## Task objective
Copy out, unchanged, the lines from the one with "- confirm-button[interactable]: 确定: [62, 748, 543, 808]" through the one with "- page-title: WLAN 通信设置: [109, 120, 270, 149]", both ends included, in the items below.

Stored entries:
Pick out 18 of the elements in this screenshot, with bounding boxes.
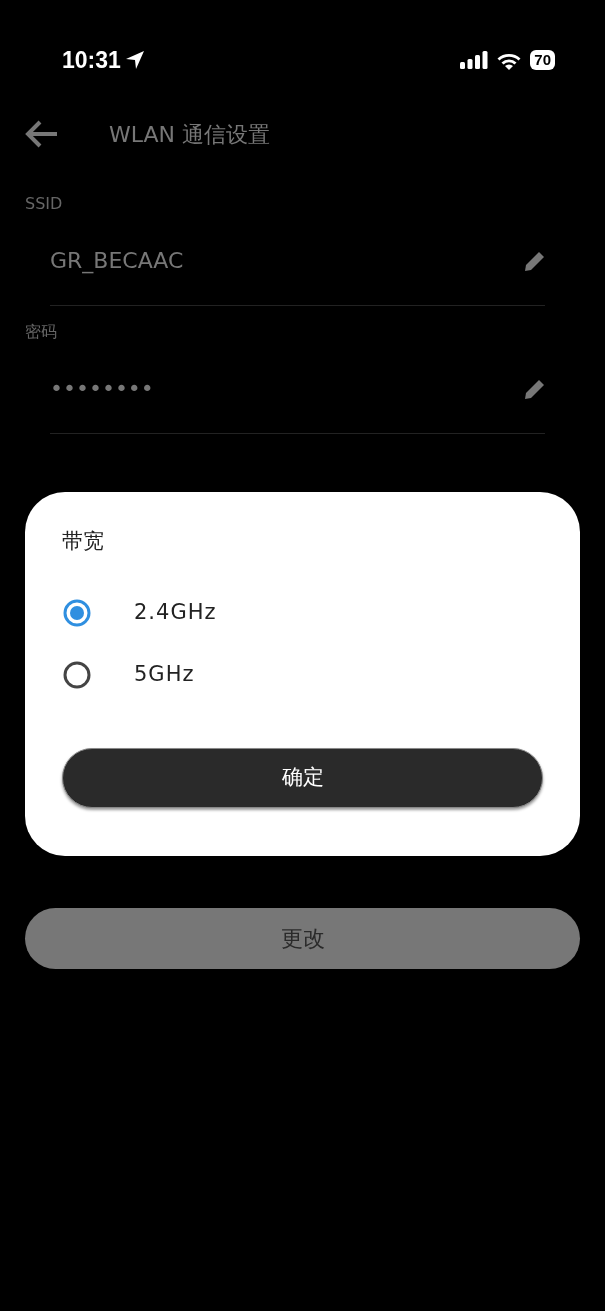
- confirm-button[interactable]: 确定: [62, 748, 543, 808]
- status-time: 10:31: [62, 45, 121, 75]
- pencil-icon[interactable]: [525, 378, 545, 399]
- option-label[interactable]: 2.4GHz: [134, 596, 217, 629]
- signal-icon: [460, 51, 489, 69]
- field-value: GR_BECAAC: [50, 247, 184, 276]
- pencil-icon[interactable]: [525, 250, 545, 271]
- page-title: WLAN 通信设置: [109, 120, 270, 149]
- option-label[interactable]: 5GHz: [134, 658, 195, 691]
- field-label: 密码: [25, 322, 57, 341]
- radio-button[interactable]: [62, 659, 92, 690]
- battery-level: 70: [530, 50, 555, 70]
- field-value: ••••••••: [50, 375, 154, 403]
- back-arrow-icon[interactable]: [25, 120, 59, 148]
- location-arrow-icon: [124, 50, 145, 70]
- field-label: SSID: [25, 194, 63, 213]
- dialog-title: 带宽: [62, 528, 105, 555]
- radio-button[interactable]: [62, 597, 92, 628]
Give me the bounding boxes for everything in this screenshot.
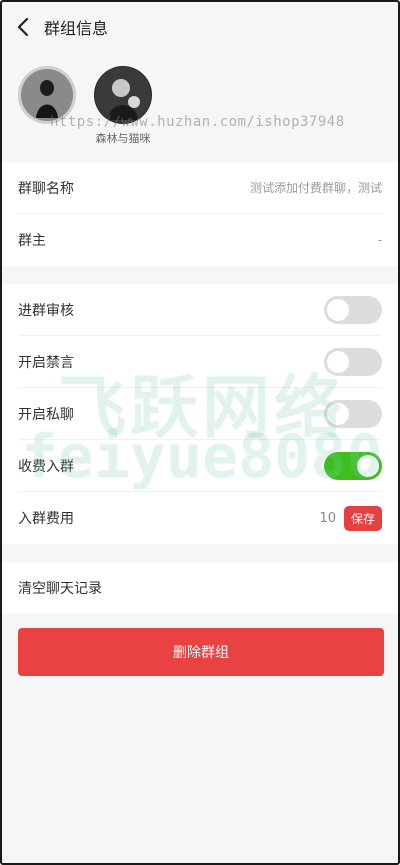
fee-label: 入群费用 bbox=[18, 511, 74, 527]
toggle-knob bbox=[357, 454, 379, 477]
paid-join-row: 收费入群 bbox=[18, 440, 382, 492]
fee-value[interactable]: 10 bbox=[319, 511, 336, 526]
toggle-knob bbox=[327, 298, 349, 321]
watermark-url: https://www.huzhan.com/ishop37948 bbox=[50, 114, 345, 130]
fee-control: 10 保存 bbox=[319, 505, 382, 531]
fee-row: 入群费用 10 保存 bbox=[18, 492, 382, 544]
clear-history-label: 清空聊天记录 bbox=[18, 581, 102, 597]
clear-history-card: 清空聊天记录 bbox=[2, 562, 398, 614]
member-list: 森林与猫咪 https://www.huzhan.com/ishop37948 bbox=[2, 52, 398, 162]
mute-row: 开启禁言 bbox=[18, 336, 382, 388]
group-name-row[interactable]: 群聊名称 测试添加付费群聊，测试 bbox=[18, 162, 382, 214]
paid-join-toggle[interactable] bbox=[324, 451, 382, 480]
private-chat-row: 开启私聊 bbox=[18, 388, 382, 440]
group-owner-row[interactable]: 群主 - bbox=[18, 214, 382, 266]
header: 群组信息 bbox=[2, 2, 398, 52]
toggle-knob bbox=[327, 402, 349, 425]
join-review-toggle[interactable] bbox=[324, 295, 382, 324]
group-owner-label: 群主 bbox=[18, 233, 46, 249]
group-name-label: 群聊名称 bbox=[18, 180, 74, 197]
member-name: 森林与猫咪 bbox=[95, 132, 151, 145]
save-button[interactable]: 保存 bbox=[343, 505, 382, 531]
mute-toggle[interactable] bbox=[324, 347, 382, 376]
toggle-knob bbox=[327, 350, 349, 373]
private-chat-label: 开启私聊 bbox=[18, 406, 74, 423]
back-arrow-icon[interactable] bbox=[16, 16, 36, 38]
group-owner-value: - bbox=[377, 233, 382, 247]
page-title: 群组信息 bbox=[44, 19, 109, 38]
mute-label: 开启禁言 bbox=[18, 354, 74, 371]
clear-history-row[interactable]: 清空聊天记录 bbox=[18, 562, 382, 614]
join-review-label: 进群审核 bbox=[18, 302, 74, 319]
group-info-card: 群聊名称 测试添加付费群聊，测试 群主 - bbox=[2, 162, 398, 266]
join-review-row: 进群审核 bbox=[18, 284, 382, 336]
delete-group-button[interactable]: 删除群组 bbox=[18, 628, 384, 676]
group-name-value: 测试添加付费群聊，测试 bbox=[249, 181, 382, 195]
settings-card: 进群审核 开启禁言 开启私聊 收费入群 入群费用 10 保存 bbox=[2, 284, 398, 544]
paid-join-label: 收费入群 bbox=[18, 458, 74, 475]
private-chat-toggle[interactable] bbox=[324, 399, 382, 428]
group-info-page: 群组信息 森林与猫咪 https://www.huzhan.com/ishop3… bbox=[0, 0, 400, 865]
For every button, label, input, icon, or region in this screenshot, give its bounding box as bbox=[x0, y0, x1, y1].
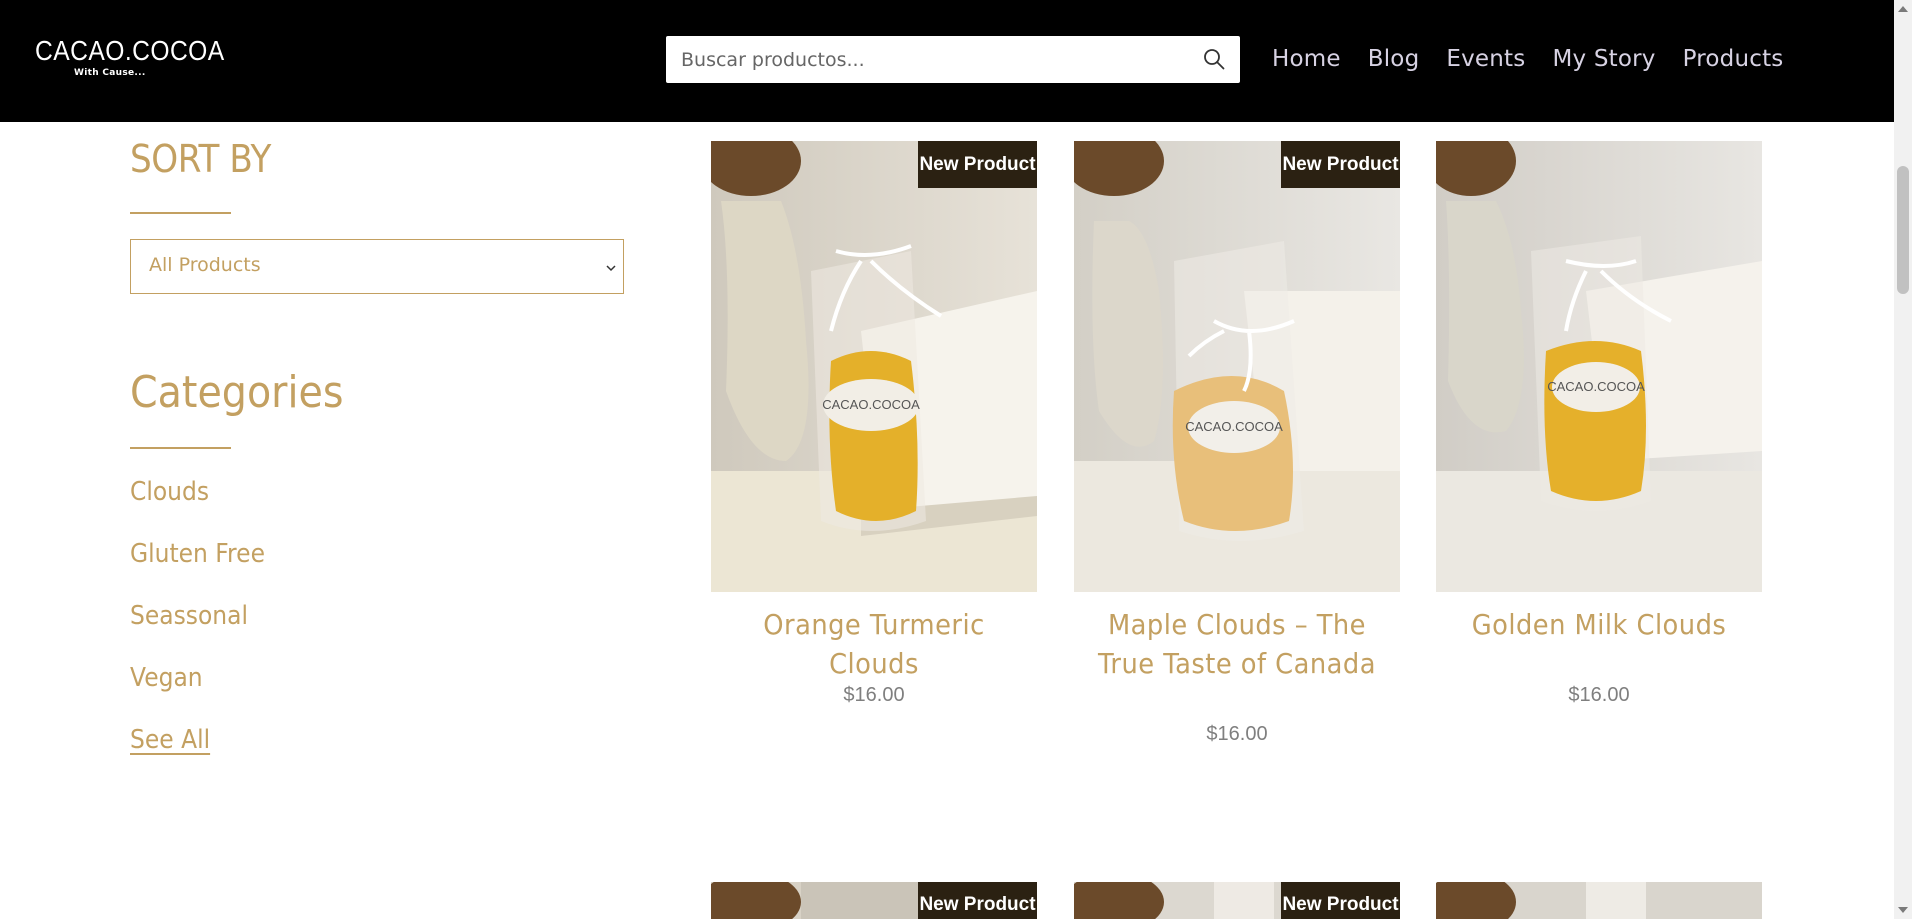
product-photo bbox=[1436, 882, 1762, 919]
logo-wordmark: CACAO.COCOA bbox=[35, 35, 225, 66]
product-card-next-row[interactable] bbox=[1436, 882, 1762, 919]
product-card-next-row[interactable]: New Product bbox=[711, 882, 1037, 919]
product-price: $16.00 bbox=[1206, 723, 1268, 745]
chevron-down-icon bbox=[606, 265, 616, 272]
product-image[interactable]: CACAO.COCOA New Product bbox=[1074, 141, 1400, 592]
nav-my-story[interactable]: My Story bbox=[1552, 42, 1655, 76]
main-nav: Home Blog Events My Story Products bbox=[1272, 42, 1784, 76]
sort-select[interactable]: All Products bbox=[130, 239, 624, 294]
bag-label: CACAO.COCOA bbox=[1547, 379, 1645, 394]
categories-divider bbox=[130, 447, 231, 449]
sort-divider bbox=[130, 212, 231, 214]
product-photo: CACAO.COCOA bbox=[1436, 141, 1762, 592]
bag-label: CACAO.COCOA bbox=[1185, 419, 1283, 434]
search-input[interactable] bbox=[666, 36, 1186, 83]
new-product-badge: New Product bbox=[918, 882, 1037, 919]
product-photo: CACAO.COCOA bbox=[1074, 141, 1400, 592]
product-title[interactable]: Golden Milk Clouds bbox=[1449, 605, 1749, 644]
product-title[interactable]: Maple Clouds – The True Taste of Canada bbox=[1087, 605, 1387, 683]
nav-home[interactable]: Home bbox=[1272, 42, 1341, 76]
category-seassonal[interactable]: Seassonal bbox=[130, 596, 265, 658]
scroll-up-arrow-icon[interactable] bbox=[1898, 6, 1908, 12]
product-title[interactable]: Orange Turmeric Clouds bbox=[724, 605, 1024, 683]
scrollbar-thumb[interactable] bbox=[1897, 166, 1909, 294]
see-all-link[interactable]: See All bbox=[130, 720, 265, 782]
nav-products[interactable]: Products bbox=[1683, 42, 1784, 76]
product-price: $16.00 bbox=[843, 684, 905, 706]
product-card-next-row[interactable]: New Product bbox=[1074, 882, 1400, 919]
site-logo[interactable]: CACAO.COCOA With Cause... bbox=[35, 35, 251, 79]
new-product-badge: New Product bbox=[918, 141, 1037, 188]
category-list: Clouds Gluten Free Seassonal Vegan See A… bbox=[130, 472, 280, 782]
category-gluten-free[interactable]: Gluten Free bbox=[130, 534, 265, 596]
product-photo: CACAO.COCOA bbox=[711, 141, 1037, 592]
nav-events[interactable]: Events bbox=[1446, 42, 1525, 76]
site-header: CACAO.COCOA With Cause... Home Blog Even… bbox=[0, 0, 1894, 122]
search-icon[interactable] bbox=[1202, 47, 1226, 71]
category-vegan[interactable]: Vegan bbox=[130, 658, 265, 720]
product-image[interactable]: CACAO.COCOA New Product bbox=[711, 141, 1037, 592]
bag-label: CACAO.COCOA bbox=[822, 397, 920, 412]
page-scrollbar[interactable] bbox=[1894, 0, 1912, 919]
categories-heading: Categories bbox=[130, 367, 344, 418]
search-bar bbox=[666, 36, 1240, 83]
sort-select-value: All Products bbox=[149, 254, 261, 276]
new-product-badge: New Product bbox=[1281, 882, 1400, 919]
category-clouds[interactable]: Clouds bbox=[130, 472, 265, 534]
new-product-badge: New Product bbox=[1281, 141, 1400, 188]
logo-tagline: With Cause... bbox=[74, 68, 146, 78]
scroll-down-arrow-icon[interactable] bbox=[1898, 907, 1908, 913]
product-price: $16.00 bbox=[1568, 684, 1630, 706]
product-image[interactable]: CACAO.COCOA bbox=[1436, 141, 1762, 592]
page: CACAO.COCOA With Cause... Home Blog Even… bbox=[0, 0, 1912, 919]
sort-by-heading: SORT BY bbox=[130, 137, 272, 181]
nav-blog[interactable]: Blog bbox=[1368, 42, 1420, 76]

## Response to this exercise
- confirm-button[interactable]: 确定: [62, 748, 543, 808]
- status-time: 10:31: [62, 45, 121, 75]
- pencil-icon[interactable]: [525, 378, 545, 399]
- option-label[interactable]: 2.4GHz: [134, 596, 217, 629]
- signal-icon: [460, 51, 489, 69]
- field-value: GR_BECAAC: [50, 247, 184, 276]
- pencil-icon[interactable]: [525, 250, 545, 271]
- page-title: WLAN 通信设置: [109, 120, 270, 149]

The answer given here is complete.